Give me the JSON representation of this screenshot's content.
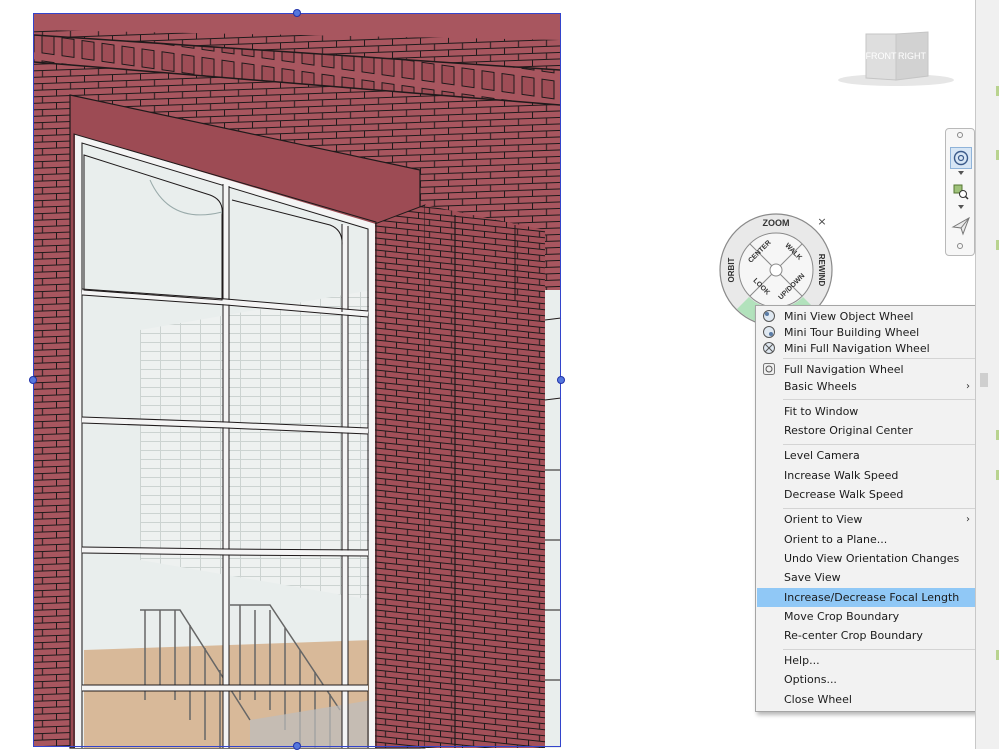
{
  "view_cube": {
    "front_label": "FRONT",
    "right_label": "RIGHT"
  },
  "wheel": {
    "zoom_label": "ZOOM",
    "rewind_label": "REWIND",
    "orbit_label": "ORBIT",
    "center_label": "CENTER",
    "walk_label": "WALK",
    "look_label": "LOOK",
    "updown_label": "UP/DOWN",
    "close_glyph": "×"
  },
  "context_menu": {
    "items": [
      {
        "label": "Mini View Object Wheel",
        "icon": "mini-view-object-wheel-icon"
      },
      {
        "label": "Mini Tour Building Wheel",
        "icon": "mini-tour-building-wheel-icon"
      },
      {
        "label": "Mini Full Navigation Wheel",
        "icon": "mini-full-navigation-wheel-icon"
      },
      {
        "label": "Full Navigation Wheel",
        "icon": "full-navigation-wheel-icon"
      },
      {
        "label": "Basic Wheels",
        "submenu": true
      },
      {
        "label": "Fit to Window"
      },
      {
        "label": "Restore Original Center"
      },
      {
        "label": "Level Camera"
      },
      {
        "label": "Increase Walk Speed"
      },
      {
        "label": "Decrease Walk Speed"
      },
      {
        "label": "Orient to View",
        "submenu": true
      },
      {
        "label": "Orient to a Plane..."
      },
      {
        "label": "Undo View Orientation Changes"
      },
      {
        "label": "Save View"
      },
      {
        "label": "Increase/Decrease Focal Length",
        "highlighted": true
      },
      {
        "label": "Move Crop Boundary"
      },
      {
        "label": "Re-center Crop Boundary"
      },
      {
        "label": "Help..."
      },
      {
        "label": "Options..."
      },
      {
        "label": "Close Wheel"
      }
    ],
    "submenu_glyph": "›"
  },
  "colors": {
    "brick": "#a8565f",
    "mortar": "#1f1a1b",
    "glass": "#e6eceb",
    "mullion": "#f5f5f5",
    "crop_boundary": "#3344cc",
    "menu_highlight": "#90c8f6",
    "menu_background": "#f2f2f2",
    "wheel_active": "#a8e0b4"
  }
}
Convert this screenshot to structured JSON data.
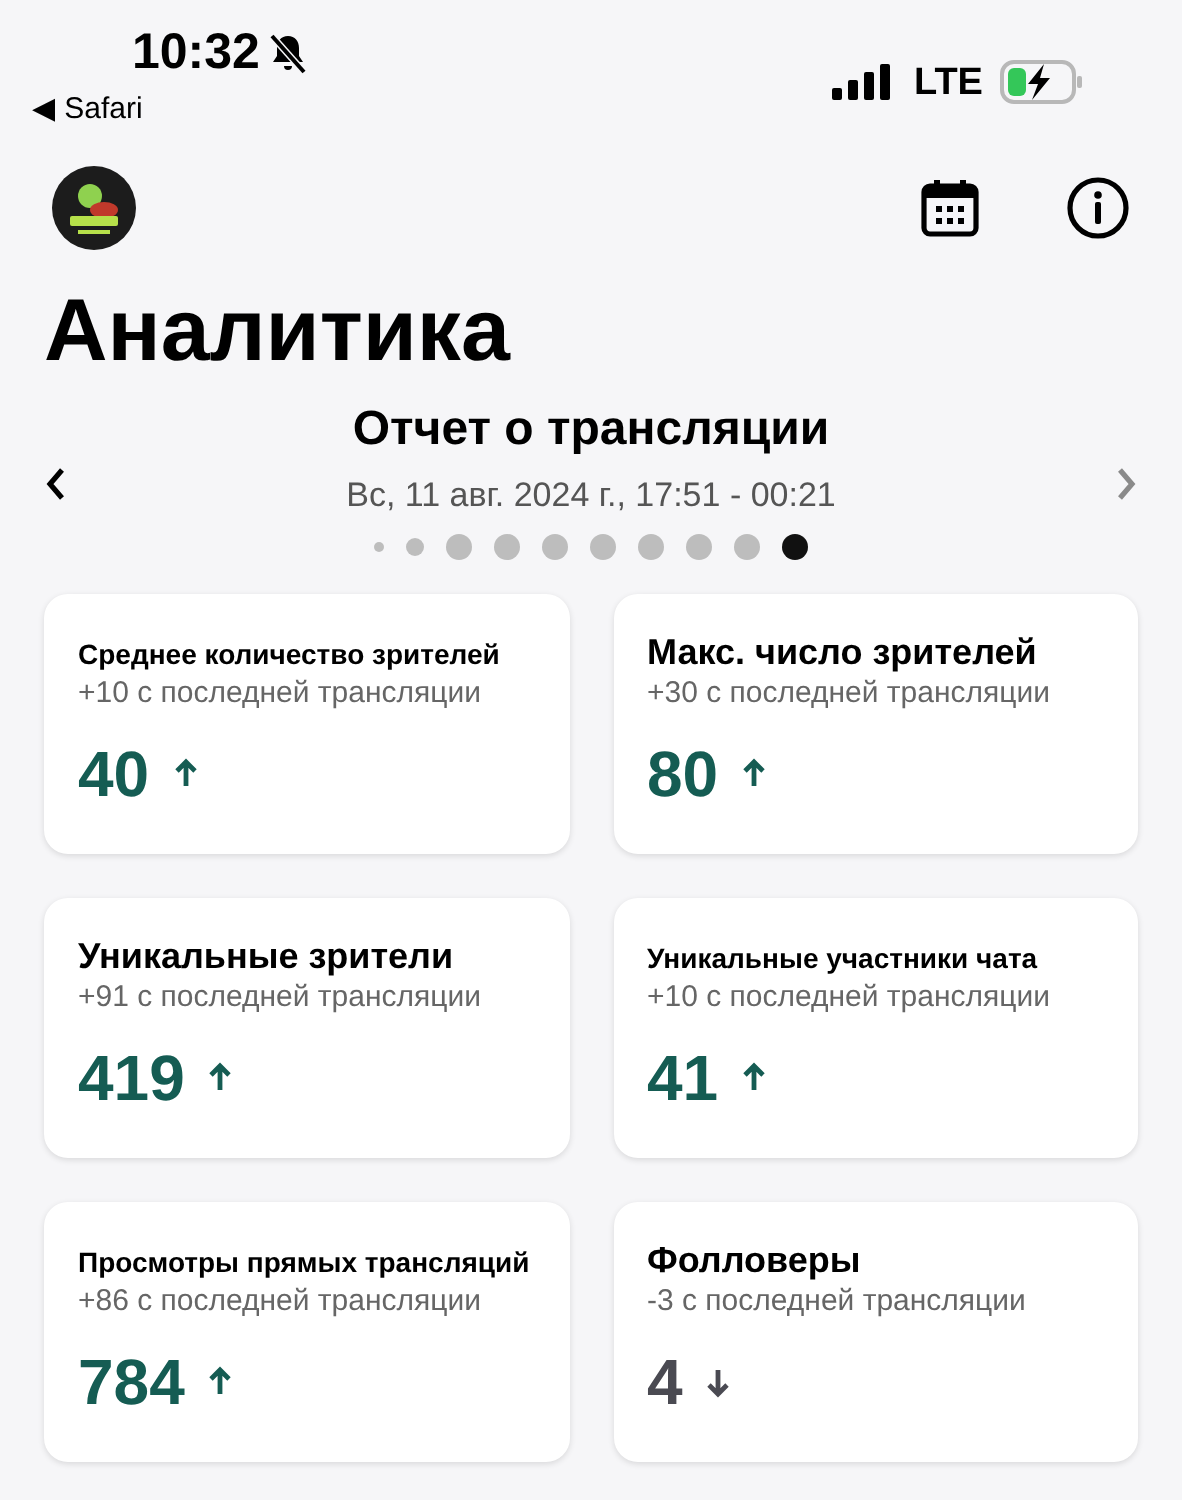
{
  "status_bar": {
    "time": "10:32",
    "back_app": "◀ Safari",
    "network": "LTE"
  },
  "header": {
    "title": "Аналитика"
  },
  "report": {
    "title": "Отчет о трансляции",
    "date": "Вс, 11 авг. 2024 г., 17:51 - 00:21",
    "pages": [
      {
        "selected": false
      },
      {
        "selected": false
      },
      {
        "selected": false
      },
      {
        "selected": false
      },
      {
        "selected": false
      },
      {
        "selected": false
      },
      {
        "selected": false
      },
      {
        "selected": false
      },
      {
        "selected": false
      },
      {
        "selected": true
      }
    ]
  },
  "cards": [
    {
      "title": "Среднее количество зрителей",
      "change": "+10 с последней трансляции",
      "value": "40",
      "kind": "up"
    },
    {
      "title": "Макс. число зрителей",
      "change": "+30 с последней трансляции",
      "value": "80",
      "kind": "up"
    },
    {
      "title": "Уникальные зрители",
      "change": "+91 с последней трансляции",
      "value": "419",
      "kind": "up"
    },
    {
      "title": "Уникальные участники чата",
      "change": "+10 с последней трансляции",
      "value": "41",
      "kind": "up"
    },
    {
      "title": "Просмотры прямых трансляций",
      "change": "+86 с последней трансляции",
      "value": "784",
      "kind": "up"
    },
    {
      "title": "Фолловеры",
      "change": "-3 с последней трансляции",
      "value": "4",
      "kind": "down"
    }
  ]
}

:::::

* **PROBLEM STATEMENT**: Work out the number of lines above that include the string "title" and write only that number.

* **SOLUTION FOR THIS EXERCISE**: 8